◆ AIM OF THE EXERCISE ◆
An exact copy of all the data is required, with pictures left out.

◆ PROVIDED MATERIAL ◆
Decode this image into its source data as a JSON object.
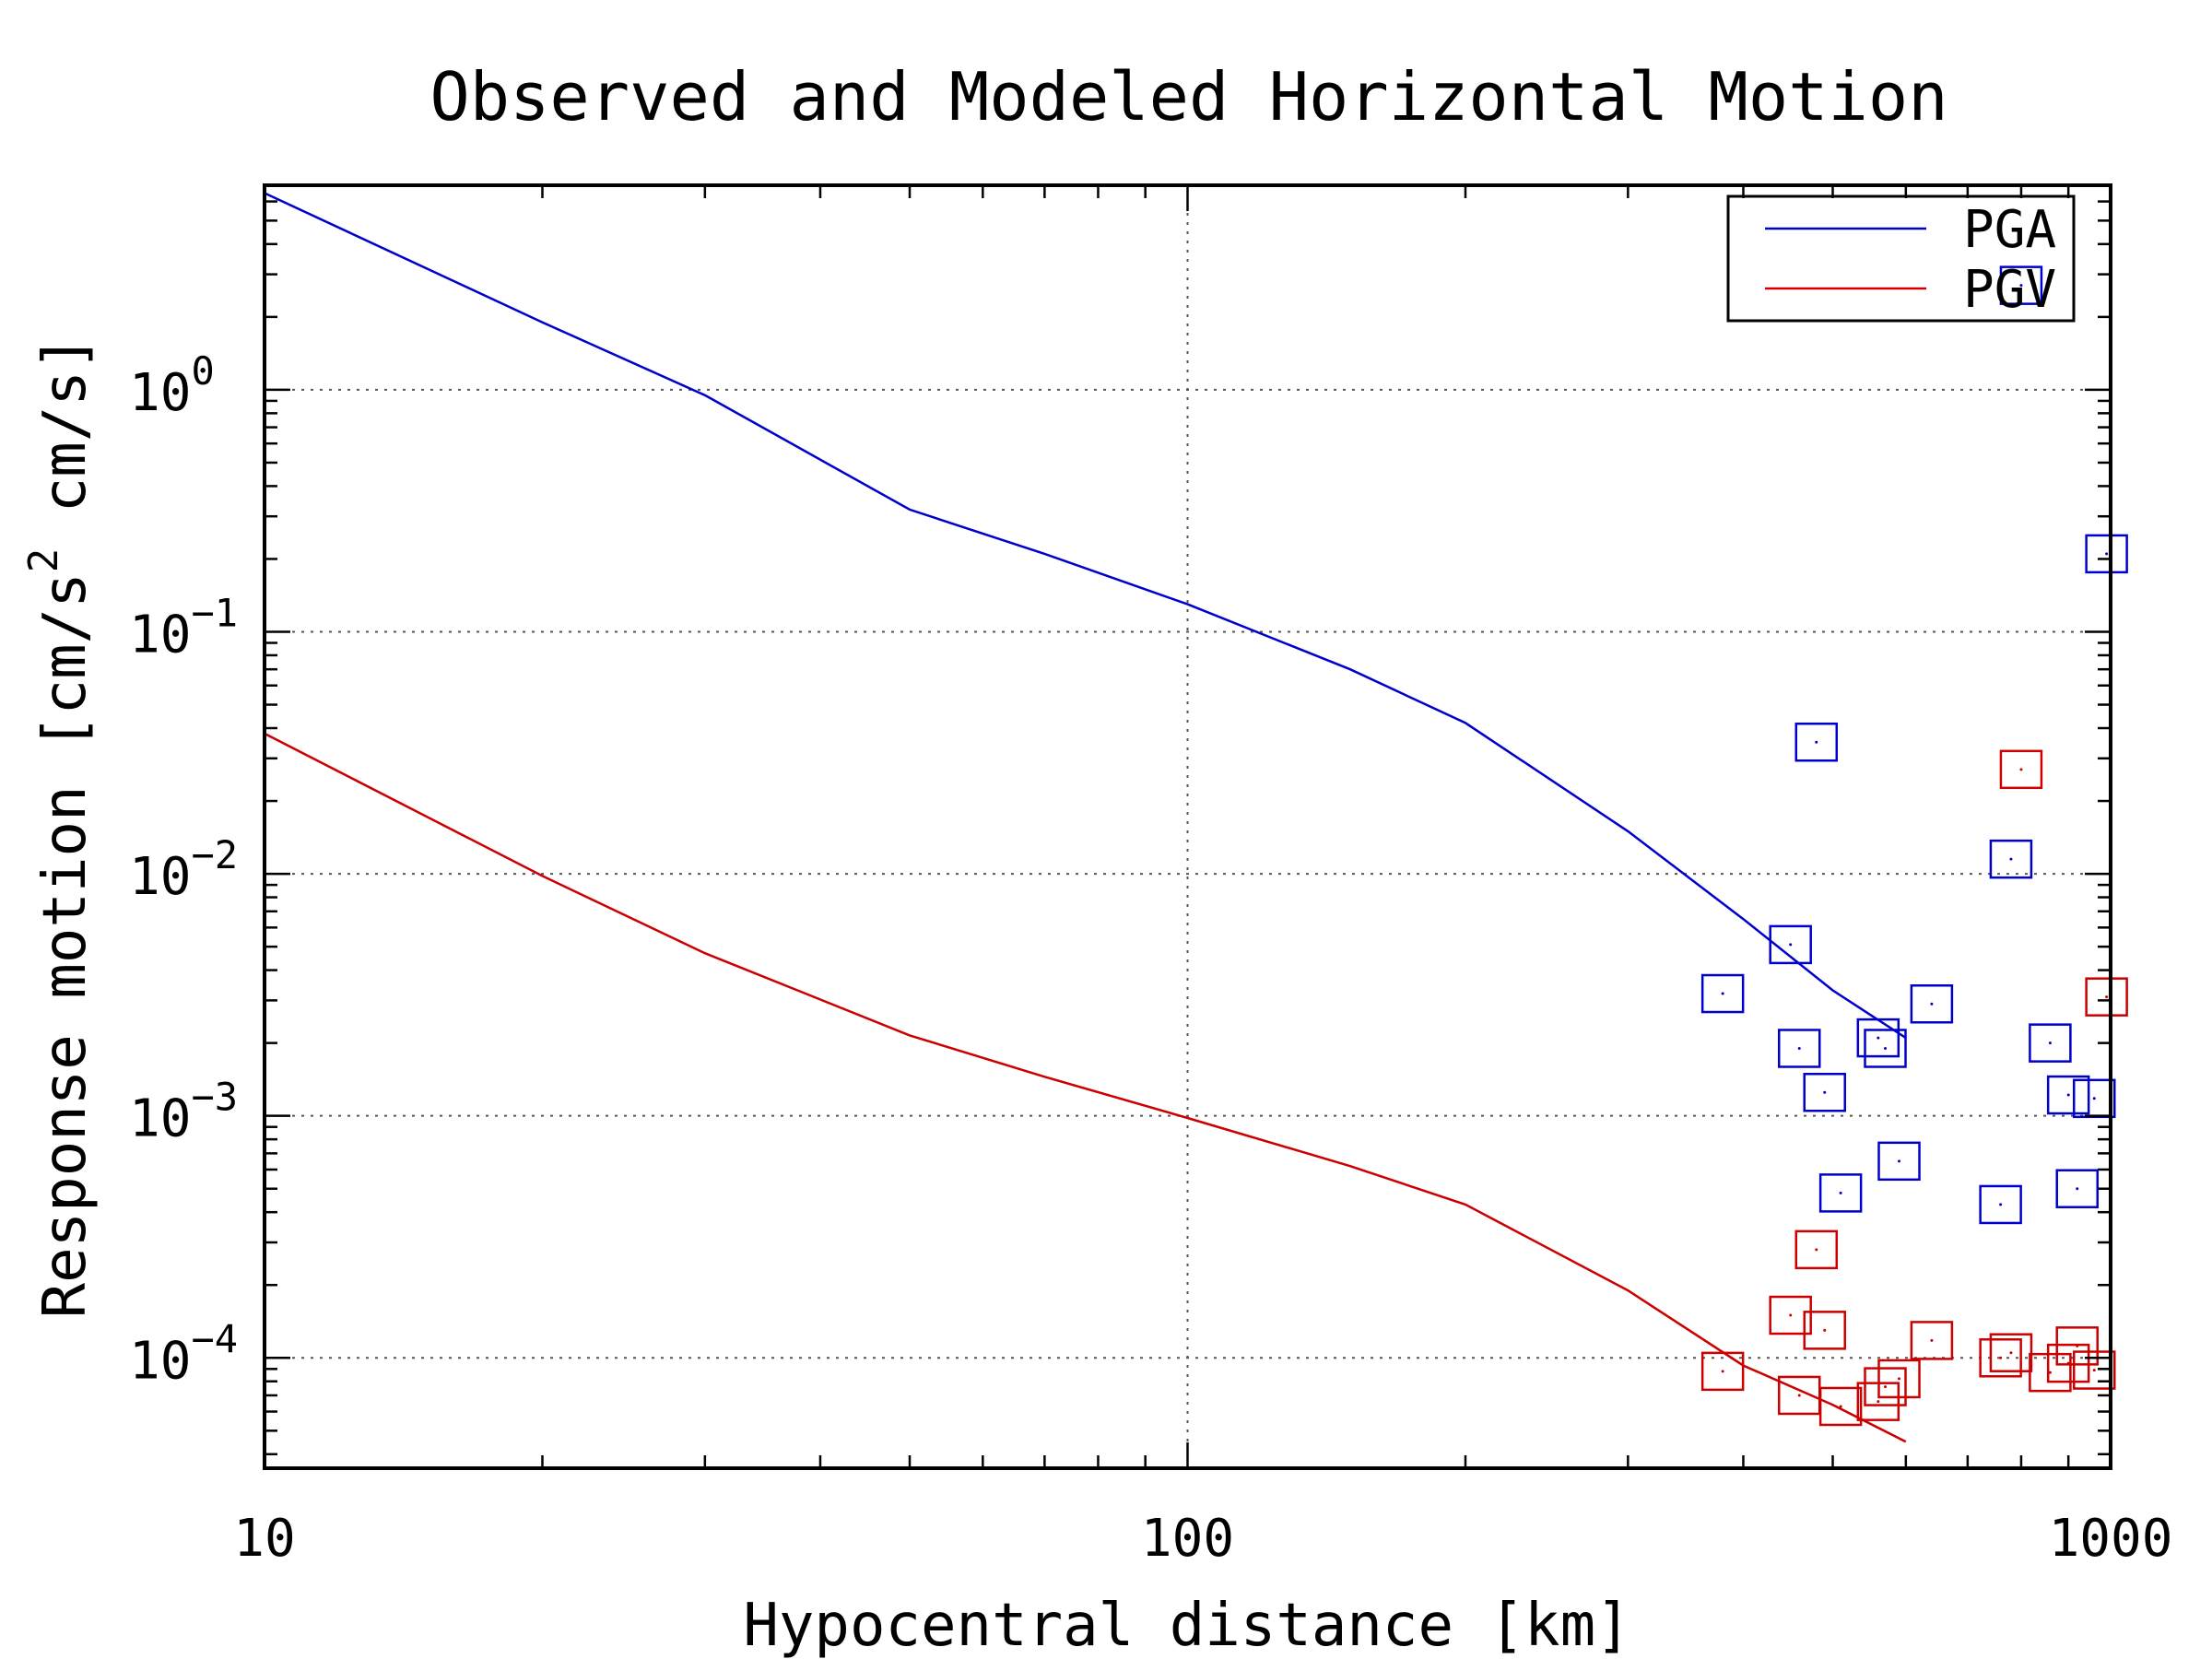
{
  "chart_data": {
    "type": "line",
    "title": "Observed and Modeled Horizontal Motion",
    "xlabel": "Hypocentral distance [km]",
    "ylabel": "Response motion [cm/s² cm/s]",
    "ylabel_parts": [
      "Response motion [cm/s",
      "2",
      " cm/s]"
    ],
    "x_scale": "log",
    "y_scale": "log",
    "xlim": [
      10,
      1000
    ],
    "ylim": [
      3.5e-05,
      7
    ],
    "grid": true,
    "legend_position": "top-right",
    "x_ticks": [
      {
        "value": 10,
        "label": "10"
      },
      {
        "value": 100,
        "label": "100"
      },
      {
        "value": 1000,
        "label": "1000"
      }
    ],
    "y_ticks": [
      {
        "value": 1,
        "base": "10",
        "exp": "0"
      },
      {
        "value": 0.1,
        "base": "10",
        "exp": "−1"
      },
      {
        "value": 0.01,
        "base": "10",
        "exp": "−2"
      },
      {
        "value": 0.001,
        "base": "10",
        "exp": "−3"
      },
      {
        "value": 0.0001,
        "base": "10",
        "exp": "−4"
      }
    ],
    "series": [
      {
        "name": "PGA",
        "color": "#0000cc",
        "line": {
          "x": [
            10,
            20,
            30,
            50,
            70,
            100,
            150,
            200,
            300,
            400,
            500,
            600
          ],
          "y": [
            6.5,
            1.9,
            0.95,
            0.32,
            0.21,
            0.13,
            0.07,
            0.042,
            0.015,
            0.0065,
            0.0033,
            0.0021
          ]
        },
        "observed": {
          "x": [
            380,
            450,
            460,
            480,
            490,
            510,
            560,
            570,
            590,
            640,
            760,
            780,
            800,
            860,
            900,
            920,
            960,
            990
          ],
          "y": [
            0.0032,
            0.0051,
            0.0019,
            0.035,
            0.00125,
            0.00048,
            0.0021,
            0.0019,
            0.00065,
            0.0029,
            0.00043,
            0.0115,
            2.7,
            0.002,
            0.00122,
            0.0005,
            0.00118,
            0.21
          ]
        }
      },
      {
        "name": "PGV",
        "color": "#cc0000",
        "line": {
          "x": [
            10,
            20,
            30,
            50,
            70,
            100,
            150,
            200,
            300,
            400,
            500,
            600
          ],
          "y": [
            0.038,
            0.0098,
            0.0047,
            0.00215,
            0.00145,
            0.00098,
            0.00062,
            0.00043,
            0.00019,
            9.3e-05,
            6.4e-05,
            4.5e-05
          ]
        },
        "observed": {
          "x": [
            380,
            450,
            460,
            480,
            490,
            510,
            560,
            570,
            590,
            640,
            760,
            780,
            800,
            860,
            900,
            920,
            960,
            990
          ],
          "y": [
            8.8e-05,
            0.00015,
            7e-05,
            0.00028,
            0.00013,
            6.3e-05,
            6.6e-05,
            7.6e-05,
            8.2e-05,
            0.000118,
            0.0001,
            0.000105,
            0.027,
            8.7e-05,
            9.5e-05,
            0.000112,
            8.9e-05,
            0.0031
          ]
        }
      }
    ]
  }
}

◆ RESULT OF THE TASK ◆
Decode this image into its source data as a JSON object.
{
  "chart_data": {
    "type": "line",
    "title": "Observed and Modeled Horizontal Motion",
    "xlabel": "Hypocentral distance [km]",
    "ylabel": "Response motion [cm/s² cm/s]",
    "ylabel_parts": [
      "Response motion [cm/s",
      "2",
      " cm/s]"
    ],
    "x_scale": "log",
    "y_scale": "log",
    "xlim": [
      10,
      1000
    ],
    "ylim": [
      3.5e-05,
      7
    ],
    "grid": true,
    "legend_position": "top-right",
    "x_ticks": [
      {
        "value": 10,
        "label": "10"
      },
      {
        "value": 100,
        "label": "100"
      },
      {
        "value": 1000,
        "label": "1000"
      }
    ],
    "y_ticks": [
      {
        "value": 1,
        "base": "10",
        "exp": "0"
      },
      {
        "value": 0.1,
        "base": "10",
        "exp": "−1"
      },
      {
        "value": 0.01,
        "base": "10",
        "exp": "−2"
      },
      {
        "value": 0.001,
        "base": "10",
        "exp": "−3"
      },
      {
        "value": 0.0001,
        "base": "10",
        "exp": "−4"
      }
    ],
    "series": [
      {
        "name": "PGA",
        "color": "#0000cc",
        "line": {
          "x": [
            10,
            20,
            30,
            50,
            70,
            100,
            150,
            200,
            300,
            400,
            500,
            600
          ],
          "y": [
            6.5,
            1.9,
            0.95,
            0.32,
            0.21,
            0.13,
            0.07,
            0.042,
            0.015,
            0.0065,
            0.0033,
            0.0021
          ]
        },
        "observed": {
          "x": [
            380,
            450,
            460,
            480,
            490,
            510,
            560,
            570,
            590,
            640,
            760,
            780,
            800,
            860,
            900,
            920,
            960,
            990
          ],
          "y": [
            0.0032,
            0.0051,
            0.0019,
            0.035,
            0.00125,
            0.00048,
            0.0021,
            0.0019,
            0.00065,
            0.0029,
            0.00043,
            0.0115,
            2.7,
            0.002,
            0.00122,
            0.0005,
            0.00118,
            0.21
          ]
        }
      },
      {
        "name": "PGV",
        "color": "#cc0000",
        "line": {
          "x": [
            10,
            20,
            30,
            50,
            70,
            100,
            150,
            200,
            300,
            400,
            500,
            600
          ],
          "y": [
            0.038,
            0.0098,
            0.0047,
            0.00215,
            0.00145,
            0.00098,
            0.00062,
            0.00043,
            0.00019,
            9.3e-05,
            6.4e-05,
            4.5e-05
          ]
        },
        "observed": {
          "x": [
            380,
            450,
            460,
            480,
            490,
            510,
            560,
            570,
            590,
            640,
            760,
            780,
            800,
            860,
            900,
            920,
            960,
            990
          ],
          "y": [
            8.8e-05,
            0.00015,
            7e-05,
            0.00028,
            0.00013,
            6.3e-05,
            6.6e-05,
            7.6e-05,
            8.2e-05,
            0.000118,
            0.0001,
            0.000105,
            0.027,
            8.7e-05,
            9.5e-05,
            0.000112,
            8.9e-05,
            0.0031
          ]
        }
      }
    ]
  }
}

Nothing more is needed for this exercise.